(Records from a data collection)
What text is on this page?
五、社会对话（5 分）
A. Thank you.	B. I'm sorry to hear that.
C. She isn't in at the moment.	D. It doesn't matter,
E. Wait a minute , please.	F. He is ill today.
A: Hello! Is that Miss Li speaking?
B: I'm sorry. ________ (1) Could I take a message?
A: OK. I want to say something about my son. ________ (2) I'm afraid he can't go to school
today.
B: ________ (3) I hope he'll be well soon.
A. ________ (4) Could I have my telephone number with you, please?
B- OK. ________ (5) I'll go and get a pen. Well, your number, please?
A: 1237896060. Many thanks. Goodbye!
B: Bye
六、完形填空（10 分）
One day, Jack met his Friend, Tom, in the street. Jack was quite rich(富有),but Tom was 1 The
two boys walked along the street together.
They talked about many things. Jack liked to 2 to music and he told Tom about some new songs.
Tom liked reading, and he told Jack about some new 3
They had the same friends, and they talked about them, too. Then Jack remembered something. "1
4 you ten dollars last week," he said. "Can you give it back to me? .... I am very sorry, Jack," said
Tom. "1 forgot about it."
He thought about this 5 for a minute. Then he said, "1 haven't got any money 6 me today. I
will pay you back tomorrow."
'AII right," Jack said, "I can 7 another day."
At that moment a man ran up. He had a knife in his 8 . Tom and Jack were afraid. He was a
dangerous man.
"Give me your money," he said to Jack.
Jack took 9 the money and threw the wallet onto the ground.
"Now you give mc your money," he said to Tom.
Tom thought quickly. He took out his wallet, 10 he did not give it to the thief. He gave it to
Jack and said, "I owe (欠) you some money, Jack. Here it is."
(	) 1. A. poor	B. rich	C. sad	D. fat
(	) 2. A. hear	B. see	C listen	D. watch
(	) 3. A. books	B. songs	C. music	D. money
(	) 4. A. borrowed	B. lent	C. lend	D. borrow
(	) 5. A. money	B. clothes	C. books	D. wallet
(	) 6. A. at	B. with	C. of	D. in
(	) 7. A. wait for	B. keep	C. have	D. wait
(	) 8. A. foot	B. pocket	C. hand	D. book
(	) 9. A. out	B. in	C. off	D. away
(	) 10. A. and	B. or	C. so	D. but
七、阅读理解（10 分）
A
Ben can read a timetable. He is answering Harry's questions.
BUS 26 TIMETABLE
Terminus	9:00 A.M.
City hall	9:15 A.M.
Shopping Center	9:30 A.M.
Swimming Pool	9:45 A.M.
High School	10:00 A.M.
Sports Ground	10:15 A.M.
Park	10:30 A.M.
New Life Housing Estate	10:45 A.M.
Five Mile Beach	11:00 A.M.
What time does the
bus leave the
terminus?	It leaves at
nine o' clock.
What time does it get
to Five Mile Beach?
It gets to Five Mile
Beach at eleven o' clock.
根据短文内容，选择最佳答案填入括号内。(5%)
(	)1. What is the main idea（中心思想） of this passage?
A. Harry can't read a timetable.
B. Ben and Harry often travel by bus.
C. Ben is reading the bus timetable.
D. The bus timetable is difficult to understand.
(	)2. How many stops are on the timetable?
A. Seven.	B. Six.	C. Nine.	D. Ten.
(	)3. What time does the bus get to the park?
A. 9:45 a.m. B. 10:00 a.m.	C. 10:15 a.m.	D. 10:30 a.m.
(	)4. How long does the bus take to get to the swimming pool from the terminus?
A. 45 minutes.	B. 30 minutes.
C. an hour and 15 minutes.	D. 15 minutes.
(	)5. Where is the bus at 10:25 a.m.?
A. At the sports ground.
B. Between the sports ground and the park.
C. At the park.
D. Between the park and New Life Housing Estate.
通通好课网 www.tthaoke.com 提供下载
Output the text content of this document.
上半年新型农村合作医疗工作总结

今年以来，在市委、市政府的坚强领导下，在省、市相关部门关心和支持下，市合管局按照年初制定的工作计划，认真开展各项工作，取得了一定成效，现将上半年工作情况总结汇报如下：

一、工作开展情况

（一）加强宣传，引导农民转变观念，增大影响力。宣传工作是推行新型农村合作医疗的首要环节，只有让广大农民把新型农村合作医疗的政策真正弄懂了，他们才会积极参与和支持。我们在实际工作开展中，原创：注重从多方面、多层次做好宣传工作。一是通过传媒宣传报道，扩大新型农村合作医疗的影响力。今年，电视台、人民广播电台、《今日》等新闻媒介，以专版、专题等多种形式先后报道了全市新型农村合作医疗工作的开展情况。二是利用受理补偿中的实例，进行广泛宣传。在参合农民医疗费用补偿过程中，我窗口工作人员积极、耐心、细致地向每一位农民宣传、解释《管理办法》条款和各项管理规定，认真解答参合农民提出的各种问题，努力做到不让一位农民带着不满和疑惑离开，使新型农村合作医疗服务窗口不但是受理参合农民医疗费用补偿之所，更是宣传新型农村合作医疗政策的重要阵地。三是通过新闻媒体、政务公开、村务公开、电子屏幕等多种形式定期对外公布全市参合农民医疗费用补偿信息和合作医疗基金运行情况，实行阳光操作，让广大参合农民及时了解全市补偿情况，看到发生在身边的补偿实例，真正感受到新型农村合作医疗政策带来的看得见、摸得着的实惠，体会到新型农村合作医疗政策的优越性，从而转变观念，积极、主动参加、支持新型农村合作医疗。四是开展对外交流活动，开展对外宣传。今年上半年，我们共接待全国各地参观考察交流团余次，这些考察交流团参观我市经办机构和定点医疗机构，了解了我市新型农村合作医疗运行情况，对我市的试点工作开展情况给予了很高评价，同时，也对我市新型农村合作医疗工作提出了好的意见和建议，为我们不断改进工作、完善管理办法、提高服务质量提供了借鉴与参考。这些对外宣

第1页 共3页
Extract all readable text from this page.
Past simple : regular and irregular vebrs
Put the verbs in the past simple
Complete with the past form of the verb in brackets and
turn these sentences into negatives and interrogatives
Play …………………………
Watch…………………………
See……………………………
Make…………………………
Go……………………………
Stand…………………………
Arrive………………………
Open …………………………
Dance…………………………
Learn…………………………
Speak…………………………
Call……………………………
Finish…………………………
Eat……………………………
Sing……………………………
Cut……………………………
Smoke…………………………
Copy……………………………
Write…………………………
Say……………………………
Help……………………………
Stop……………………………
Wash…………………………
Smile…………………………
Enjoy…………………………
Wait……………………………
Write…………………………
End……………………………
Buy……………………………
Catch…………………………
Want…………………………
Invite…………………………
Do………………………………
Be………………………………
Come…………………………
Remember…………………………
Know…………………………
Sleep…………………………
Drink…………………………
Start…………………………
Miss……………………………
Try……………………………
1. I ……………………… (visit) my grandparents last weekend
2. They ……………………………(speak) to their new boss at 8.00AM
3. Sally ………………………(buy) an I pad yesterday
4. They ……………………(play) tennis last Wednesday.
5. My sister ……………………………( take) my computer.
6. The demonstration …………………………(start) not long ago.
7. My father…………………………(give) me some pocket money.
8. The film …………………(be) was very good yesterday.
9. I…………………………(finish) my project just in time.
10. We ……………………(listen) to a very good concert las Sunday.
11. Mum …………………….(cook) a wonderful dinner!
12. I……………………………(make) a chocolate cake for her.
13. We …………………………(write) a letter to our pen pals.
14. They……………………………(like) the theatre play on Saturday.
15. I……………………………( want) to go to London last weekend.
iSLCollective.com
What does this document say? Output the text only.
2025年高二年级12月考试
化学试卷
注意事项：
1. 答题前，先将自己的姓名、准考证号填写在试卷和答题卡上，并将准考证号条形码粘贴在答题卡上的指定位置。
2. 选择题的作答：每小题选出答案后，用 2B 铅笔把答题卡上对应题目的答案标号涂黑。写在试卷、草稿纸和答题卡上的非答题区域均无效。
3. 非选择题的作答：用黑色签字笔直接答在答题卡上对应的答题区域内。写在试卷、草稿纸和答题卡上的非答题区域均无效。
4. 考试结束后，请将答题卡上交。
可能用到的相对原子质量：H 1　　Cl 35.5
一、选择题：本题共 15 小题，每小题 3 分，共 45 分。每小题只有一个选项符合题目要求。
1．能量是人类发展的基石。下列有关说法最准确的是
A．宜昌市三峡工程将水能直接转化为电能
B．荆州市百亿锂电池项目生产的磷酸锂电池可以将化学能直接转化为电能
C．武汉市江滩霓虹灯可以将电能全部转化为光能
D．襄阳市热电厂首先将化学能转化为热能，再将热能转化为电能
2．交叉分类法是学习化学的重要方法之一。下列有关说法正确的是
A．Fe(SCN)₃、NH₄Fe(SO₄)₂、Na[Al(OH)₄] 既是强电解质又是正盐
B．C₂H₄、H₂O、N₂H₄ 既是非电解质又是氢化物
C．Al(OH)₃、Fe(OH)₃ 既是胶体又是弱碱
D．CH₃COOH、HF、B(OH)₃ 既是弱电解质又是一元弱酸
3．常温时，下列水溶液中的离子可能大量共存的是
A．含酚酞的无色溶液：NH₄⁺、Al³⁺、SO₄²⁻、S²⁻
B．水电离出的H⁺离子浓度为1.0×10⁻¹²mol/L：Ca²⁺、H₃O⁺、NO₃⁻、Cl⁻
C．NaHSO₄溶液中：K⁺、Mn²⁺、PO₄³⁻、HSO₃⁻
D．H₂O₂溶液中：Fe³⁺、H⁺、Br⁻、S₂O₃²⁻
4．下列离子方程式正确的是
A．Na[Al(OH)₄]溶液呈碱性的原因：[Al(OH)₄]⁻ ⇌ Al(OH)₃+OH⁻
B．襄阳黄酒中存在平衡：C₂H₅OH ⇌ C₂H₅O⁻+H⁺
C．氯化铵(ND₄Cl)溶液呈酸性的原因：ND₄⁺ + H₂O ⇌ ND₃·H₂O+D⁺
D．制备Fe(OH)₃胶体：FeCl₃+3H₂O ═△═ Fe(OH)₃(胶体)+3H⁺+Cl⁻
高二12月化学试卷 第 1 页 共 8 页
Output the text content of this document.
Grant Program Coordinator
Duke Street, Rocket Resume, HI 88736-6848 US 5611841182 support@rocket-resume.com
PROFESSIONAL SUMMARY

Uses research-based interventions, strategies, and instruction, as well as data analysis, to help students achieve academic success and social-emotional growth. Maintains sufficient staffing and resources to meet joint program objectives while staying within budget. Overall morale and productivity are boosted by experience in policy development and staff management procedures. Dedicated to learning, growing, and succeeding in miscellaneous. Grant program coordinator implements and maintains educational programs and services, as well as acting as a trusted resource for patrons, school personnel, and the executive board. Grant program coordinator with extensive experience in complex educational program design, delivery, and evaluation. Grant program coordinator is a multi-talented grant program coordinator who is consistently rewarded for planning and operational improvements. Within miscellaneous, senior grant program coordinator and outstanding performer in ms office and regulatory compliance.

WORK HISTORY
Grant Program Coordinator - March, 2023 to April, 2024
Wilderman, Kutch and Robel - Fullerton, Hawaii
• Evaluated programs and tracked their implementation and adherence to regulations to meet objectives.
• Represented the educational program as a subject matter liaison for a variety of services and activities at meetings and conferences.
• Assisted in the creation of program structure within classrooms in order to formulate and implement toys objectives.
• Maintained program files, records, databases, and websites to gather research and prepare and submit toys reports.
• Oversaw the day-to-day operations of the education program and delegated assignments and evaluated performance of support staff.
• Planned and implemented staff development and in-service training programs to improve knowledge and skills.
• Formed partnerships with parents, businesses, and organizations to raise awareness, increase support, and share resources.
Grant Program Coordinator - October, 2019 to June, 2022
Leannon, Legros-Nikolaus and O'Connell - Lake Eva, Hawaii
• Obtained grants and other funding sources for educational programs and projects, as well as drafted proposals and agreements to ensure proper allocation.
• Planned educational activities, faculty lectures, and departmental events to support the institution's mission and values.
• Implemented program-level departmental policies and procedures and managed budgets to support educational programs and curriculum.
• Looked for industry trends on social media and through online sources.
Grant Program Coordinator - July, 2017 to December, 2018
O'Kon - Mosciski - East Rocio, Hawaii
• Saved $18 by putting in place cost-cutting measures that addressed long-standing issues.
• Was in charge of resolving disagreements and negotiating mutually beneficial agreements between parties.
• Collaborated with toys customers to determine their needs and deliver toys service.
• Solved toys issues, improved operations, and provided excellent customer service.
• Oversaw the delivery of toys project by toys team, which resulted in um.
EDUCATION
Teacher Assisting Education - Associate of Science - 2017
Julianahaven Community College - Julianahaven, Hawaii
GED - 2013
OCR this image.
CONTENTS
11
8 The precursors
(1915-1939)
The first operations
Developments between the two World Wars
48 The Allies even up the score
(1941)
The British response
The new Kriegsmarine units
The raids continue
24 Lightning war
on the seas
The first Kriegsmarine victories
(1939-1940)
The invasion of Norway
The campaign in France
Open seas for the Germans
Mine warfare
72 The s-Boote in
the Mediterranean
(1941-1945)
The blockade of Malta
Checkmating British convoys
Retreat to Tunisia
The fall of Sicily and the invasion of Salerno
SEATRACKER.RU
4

▶ [What is being asked]:
Pick out the lines containing the string "said".

▶ [Answer to this exercise]:
4 you ten dollars last week," he said. "Can you give it back to me? .... I am very sorry, Jack," said
He thought about this 5 for a minute. Then he said, "1 haven't got any money 6 me today. I
'AII right," Jack said, "I can 7 another day."
"Give me your money," he said to Jack.
"Now you give mc your money," he said to Tom.
Jack and said, "I owe (欠) you some money, Jack. Here it is."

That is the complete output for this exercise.